• Prompt: Work out how many lines in the listing below include the word "this"; answer with the number alone.

• Dataset entries:
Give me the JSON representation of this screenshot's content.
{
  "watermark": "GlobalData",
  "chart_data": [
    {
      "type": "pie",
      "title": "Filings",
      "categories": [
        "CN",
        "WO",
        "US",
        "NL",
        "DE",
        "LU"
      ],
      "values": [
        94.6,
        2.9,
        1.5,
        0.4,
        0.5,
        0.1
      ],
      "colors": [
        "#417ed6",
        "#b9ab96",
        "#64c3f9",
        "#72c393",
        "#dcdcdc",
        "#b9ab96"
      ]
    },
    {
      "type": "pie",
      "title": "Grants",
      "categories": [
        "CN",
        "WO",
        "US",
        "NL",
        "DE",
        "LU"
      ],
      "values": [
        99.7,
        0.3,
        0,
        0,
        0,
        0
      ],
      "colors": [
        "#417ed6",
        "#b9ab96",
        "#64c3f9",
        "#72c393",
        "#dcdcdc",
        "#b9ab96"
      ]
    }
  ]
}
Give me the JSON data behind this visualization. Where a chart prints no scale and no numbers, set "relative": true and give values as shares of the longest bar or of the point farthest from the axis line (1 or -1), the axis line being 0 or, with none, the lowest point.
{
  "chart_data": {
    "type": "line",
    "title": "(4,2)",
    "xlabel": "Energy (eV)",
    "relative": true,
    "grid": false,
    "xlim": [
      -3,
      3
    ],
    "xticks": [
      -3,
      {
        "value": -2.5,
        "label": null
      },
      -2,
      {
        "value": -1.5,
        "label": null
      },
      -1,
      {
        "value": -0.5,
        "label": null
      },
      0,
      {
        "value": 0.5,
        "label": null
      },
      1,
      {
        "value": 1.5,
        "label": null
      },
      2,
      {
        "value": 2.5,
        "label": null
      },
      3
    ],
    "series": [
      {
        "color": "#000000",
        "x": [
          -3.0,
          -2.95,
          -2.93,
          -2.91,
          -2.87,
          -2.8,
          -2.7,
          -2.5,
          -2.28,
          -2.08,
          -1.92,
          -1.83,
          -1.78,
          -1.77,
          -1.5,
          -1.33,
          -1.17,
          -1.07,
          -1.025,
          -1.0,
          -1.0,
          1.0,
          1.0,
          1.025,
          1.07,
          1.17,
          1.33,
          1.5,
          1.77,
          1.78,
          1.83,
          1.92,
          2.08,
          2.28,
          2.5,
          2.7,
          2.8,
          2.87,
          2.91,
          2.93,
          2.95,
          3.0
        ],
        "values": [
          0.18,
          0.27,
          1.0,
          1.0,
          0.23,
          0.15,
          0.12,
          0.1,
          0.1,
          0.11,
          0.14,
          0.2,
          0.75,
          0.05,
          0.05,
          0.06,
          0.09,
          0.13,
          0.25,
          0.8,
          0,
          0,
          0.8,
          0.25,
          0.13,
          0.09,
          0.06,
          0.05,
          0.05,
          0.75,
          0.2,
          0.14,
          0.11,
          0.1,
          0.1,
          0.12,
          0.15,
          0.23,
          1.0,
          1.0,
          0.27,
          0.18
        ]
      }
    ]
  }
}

• Reply: 2